Exercise input:
• • • • •

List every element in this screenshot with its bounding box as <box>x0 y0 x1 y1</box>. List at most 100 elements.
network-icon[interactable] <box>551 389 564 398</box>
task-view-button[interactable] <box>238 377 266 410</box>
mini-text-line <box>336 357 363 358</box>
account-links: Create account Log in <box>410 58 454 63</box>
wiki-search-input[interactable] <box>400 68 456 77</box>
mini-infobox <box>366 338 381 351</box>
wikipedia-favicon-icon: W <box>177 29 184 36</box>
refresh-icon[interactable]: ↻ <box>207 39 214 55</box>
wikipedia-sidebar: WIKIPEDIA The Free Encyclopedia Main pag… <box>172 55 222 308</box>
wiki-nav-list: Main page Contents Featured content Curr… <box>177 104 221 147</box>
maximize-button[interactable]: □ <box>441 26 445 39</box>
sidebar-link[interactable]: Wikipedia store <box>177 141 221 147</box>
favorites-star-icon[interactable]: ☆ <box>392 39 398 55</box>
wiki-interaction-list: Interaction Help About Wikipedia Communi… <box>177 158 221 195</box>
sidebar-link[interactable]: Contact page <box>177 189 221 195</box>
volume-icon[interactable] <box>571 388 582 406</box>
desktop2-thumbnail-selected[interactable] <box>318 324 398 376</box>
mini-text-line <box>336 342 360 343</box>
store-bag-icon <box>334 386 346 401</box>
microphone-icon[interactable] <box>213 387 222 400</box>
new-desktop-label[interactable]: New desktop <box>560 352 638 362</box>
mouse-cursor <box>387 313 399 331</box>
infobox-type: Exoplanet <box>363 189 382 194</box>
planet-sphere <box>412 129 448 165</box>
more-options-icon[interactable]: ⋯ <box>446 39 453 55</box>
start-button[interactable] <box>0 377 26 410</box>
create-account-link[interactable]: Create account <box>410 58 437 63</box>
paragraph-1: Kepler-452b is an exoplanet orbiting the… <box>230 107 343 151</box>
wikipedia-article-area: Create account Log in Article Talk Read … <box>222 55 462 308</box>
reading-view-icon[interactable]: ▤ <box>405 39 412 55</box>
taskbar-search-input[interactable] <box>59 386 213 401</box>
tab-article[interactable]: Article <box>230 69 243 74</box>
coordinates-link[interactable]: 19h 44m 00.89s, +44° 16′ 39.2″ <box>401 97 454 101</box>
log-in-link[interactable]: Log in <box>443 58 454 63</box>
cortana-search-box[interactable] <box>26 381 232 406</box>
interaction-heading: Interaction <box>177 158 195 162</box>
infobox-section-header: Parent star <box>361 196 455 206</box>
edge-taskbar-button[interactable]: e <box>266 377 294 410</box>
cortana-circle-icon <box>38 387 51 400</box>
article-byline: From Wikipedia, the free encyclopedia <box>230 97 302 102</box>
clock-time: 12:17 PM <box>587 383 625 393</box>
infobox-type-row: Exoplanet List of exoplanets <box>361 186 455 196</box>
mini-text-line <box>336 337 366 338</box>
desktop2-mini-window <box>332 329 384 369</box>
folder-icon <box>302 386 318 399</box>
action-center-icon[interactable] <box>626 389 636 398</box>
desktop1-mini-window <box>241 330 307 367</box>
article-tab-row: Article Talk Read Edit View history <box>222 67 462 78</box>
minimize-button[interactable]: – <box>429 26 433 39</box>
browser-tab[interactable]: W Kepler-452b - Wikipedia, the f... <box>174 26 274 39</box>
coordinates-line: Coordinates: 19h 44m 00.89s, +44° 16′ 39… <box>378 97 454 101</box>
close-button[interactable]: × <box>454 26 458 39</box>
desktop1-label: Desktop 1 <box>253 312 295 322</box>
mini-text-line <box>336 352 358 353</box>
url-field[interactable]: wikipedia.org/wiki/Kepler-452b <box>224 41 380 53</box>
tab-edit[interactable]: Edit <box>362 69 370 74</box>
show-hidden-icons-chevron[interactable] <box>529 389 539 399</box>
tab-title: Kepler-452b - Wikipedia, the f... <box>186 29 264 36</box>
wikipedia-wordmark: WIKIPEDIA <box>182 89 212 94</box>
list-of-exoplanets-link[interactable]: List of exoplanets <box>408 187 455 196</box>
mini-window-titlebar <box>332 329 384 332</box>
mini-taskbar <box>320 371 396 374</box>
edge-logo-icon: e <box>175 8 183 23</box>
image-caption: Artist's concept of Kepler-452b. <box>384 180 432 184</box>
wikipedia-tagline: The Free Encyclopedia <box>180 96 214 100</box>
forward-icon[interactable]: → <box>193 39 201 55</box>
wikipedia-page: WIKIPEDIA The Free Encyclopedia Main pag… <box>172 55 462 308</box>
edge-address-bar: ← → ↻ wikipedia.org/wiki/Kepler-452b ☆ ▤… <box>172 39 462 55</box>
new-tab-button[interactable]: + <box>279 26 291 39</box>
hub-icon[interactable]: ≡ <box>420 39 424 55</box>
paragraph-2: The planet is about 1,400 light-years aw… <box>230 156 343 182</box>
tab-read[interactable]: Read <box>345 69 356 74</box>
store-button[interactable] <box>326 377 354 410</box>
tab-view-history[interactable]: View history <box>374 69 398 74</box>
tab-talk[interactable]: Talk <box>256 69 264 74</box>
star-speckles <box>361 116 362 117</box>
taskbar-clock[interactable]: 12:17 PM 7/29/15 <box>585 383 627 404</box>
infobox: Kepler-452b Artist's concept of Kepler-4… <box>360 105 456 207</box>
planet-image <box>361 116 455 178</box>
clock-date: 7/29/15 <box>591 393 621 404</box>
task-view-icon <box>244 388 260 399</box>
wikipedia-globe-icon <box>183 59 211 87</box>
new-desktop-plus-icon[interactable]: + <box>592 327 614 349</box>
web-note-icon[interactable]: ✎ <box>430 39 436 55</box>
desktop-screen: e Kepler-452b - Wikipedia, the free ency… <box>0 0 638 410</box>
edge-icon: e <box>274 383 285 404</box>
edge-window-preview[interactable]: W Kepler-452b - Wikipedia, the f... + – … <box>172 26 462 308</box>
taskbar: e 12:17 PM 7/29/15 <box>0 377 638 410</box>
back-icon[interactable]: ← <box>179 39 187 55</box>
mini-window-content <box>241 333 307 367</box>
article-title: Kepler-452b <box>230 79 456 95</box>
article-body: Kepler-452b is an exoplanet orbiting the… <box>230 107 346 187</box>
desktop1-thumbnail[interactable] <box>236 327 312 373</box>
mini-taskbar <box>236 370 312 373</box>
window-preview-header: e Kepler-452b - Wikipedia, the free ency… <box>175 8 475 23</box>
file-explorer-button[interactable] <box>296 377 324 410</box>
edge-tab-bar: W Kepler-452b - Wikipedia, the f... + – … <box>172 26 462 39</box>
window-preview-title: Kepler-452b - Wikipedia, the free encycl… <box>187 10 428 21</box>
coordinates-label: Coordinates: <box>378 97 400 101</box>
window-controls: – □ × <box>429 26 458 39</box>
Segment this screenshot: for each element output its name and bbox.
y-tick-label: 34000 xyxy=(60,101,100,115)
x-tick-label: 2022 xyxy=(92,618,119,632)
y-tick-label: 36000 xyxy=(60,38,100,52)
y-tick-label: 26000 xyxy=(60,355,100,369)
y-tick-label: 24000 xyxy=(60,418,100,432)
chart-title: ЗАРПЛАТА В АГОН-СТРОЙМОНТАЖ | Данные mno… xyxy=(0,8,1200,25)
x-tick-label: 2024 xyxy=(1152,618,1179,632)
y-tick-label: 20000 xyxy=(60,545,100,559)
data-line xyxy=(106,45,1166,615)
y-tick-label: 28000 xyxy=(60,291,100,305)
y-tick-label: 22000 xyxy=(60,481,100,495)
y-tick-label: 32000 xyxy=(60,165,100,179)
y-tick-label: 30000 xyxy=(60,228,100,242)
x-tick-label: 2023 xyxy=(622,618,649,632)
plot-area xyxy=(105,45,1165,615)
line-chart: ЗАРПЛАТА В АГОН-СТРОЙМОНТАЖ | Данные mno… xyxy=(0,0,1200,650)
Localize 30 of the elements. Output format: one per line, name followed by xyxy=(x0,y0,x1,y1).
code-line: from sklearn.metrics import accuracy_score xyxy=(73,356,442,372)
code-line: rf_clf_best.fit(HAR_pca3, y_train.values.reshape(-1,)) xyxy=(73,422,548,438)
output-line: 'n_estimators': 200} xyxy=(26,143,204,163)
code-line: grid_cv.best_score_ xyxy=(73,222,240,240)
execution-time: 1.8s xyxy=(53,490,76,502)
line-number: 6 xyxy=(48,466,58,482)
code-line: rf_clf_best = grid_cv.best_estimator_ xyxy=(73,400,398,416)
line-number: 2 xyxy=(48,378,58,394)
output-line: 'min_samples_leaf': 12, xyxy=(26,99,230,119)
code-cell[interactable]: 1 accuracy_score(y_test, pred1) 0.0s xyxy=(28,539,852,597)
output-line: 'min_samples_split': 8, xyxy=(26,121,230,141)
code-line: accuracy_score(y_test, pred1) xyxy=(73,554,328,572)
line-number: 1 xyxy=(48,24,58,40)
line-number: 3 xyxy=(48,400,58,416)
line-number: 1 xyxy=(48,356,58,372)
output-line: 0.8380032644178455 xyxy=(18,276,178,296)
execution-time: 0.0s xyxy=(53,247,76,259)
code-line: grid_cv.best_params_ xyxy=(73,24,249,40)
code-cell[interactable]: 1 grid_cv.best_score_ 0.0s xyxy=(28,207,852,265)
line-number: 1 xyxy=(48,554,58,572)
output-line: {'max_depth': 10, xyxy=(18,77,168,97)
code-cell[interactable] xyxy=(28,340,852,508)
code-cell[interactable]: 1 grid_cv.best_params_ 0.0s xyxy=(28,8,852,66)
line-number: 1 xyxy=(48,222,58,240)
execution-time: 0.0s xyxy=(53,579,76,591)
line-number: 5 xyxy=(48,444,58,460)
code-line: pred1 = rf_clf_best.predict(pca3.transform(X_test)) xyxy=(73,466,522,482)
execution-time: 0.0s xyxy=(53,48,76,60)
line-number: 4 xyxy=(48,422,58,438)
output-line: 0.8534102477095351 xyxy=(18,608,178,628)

• • • • •

What the task requires:
Return the lines of the material word for word, starting at the very first line and ending at the line that contains "task-view-button[interactable] <box>238 377", with both ends included.

Expected answer:
List every element in this screenshot with its bounding box as <box>x0 y0 x1 y1</box>. List at most 100 elements.
network-icon[interactable] <box>551 389 564 398</box>
task-view-button[interactable] <box>238 377 266 410</box>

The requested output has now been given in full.